**Dataset extract**
►
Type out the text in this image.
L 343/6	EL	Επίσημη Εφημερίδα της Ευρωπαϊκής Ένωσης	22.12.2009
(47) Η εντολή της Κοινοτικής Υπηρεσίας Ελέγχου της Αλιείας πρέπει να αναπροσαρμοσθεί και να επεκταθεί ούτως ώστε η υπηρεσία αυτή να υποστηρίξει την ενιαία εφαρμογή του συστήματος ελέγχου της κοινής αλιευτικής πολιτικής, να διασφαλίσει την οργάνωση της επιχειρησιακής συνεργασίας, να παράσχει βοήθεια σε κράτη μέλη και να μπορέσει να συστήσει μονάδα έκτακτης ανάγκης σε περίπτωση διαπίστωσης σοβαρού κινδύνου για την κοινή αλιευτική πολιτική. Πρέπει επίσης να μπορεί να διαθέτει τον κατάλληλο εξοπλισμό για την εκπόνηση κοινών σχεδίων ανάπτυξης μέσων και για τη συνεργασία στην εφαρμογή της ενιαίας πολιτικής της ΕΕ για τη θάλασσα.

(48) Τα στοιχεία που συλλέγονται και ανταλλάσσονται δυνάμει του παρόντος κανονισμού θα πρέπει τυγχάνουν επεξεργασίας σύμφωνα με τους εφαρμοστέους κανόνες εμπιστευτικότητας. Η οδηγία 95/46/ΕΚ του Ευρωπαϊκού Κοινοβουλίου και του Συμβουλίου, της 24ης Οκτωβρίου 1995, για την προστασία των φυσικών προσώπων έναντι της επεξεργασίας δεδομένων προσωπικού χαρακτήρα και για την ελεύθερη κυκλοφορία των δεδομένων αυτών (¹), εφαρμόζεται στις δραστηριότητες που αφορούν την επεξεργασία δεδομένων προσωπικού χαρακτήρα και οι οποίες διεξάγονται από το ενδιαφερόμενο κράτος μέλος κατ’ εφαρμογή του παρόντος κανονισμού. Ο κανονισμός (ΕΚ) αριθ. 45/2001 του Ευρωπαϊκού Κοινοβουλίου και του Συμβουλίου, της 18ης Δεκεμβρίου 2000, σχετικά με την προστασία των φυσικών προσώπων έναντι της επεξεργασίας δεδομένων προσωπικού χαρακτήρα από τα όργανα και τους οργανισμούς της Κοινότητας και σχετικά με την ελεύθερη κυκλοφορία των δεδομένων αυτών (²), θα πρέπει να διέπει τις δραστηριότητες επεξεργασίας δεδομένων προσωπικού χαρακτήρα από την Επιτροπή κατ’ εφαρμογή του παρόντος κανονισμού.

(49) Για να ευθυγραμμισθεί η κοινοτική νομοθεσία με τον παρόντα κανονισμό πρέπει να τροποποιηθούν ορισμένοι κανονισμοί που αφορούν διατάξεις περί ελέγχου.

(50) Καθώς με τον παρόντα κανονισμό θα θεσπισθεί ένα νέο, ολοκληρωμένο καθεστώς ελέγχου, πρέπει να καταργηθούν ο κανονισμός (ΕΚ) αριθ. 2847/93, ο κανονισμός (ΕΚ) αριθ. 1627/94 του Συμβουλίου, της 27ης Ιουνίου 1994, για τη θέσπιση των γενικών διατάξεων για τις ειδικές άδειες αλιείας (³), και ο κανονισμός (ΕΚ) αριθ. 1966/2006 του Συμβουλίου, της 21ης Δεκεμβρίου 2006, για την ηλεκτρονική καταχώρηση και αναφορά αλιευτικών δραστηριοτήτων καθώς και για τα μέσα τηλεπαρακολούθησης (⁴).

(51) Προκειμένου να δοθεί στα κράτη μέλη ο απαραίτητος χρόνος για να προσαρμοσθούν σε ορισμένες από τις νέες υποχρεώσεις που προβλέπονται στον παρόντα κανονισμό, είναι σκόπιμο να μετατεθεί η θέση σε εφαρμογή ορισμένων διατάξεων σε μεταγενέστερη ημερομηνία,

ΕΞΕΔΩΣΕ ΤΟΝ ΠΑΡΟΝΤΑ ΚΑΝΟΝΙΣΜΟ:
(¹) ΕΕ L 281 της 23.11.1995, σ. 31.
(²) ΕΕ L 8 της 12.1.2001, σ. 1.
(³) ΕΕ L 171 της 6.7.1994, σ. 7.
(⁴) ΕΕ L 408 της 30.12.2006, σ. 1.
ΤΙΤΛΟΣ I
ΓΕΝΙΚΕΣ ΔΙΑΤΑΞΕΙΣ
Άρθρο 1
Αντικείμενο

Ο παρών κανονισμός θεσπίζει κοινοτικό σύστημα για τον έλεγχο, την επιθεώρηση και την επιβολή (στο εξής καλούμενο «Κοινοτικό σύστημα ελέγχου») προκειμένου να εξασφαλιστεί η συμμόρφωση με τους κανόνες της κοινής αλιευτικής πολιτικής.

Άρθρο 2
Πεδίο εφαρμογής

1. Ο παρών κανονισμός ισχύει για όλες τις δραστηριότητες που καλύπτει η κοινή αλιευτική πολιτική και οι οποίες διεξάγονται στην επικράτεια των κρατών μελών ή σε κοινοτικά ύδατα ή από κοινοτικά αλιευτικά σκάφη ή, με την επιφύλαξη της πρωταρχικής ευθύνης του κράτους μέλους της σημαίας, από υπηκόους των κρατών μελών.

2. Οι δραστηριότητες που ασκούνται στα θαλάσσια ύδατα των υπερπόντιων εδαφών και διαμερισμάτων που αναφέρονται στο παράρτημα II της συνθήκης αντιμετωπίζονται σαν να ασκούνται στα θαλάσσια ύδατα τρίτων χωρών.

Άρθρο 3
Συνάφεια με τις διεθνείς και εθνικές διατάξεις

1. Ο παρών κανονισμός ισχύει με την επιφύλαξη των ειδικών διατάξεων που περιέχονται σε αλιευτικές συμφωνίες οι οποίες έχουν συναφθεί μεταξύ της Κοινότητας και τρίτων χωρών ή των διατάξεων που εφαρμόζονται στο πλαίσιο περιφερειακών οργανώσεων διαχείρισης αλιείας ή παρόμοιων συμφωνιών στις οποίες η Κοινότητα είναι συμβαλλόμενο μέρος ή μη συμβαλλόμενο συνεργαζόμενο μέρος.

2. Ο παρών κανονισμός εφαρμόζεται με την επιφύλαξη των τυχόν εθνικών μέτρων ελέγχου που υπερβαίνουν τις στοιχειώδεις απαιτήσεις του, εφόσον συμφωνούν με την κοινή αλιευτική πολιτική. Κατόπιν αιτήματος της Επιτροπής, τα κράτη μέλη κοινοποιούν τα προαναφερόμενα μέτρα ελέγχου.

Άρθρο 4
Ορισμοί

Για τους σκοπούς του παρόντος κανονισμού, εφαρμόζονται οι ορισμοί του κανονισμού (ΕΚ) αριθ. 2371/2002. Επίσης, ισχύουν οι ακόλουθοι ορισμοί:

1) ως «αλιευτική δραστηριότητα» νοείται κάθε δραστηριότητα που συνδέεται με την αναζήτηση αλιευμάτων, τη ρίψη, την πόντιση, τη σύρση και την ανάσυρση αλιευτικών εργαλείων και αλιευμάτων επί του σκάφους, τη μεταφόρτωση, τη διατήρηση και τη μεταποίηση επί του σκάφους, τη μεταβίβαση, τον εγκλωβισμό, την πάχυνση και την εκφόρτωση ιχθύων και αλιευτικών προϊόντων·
◄
**Goal of the exercise**
List the lines of the entries that include "διατάξεις".

**Written response**
(49) Για να ευθυγραμμισθεί η κοινοτική νομοθεσία με τον παρόντα κανονισμό πρέπει να τροποποιηθούν ορισμένοι κανονισμοί που αφορούν διατάξεις περί ελέγχου.
Συνάφεια με τις διεθνείς και εθνικές διατάξεις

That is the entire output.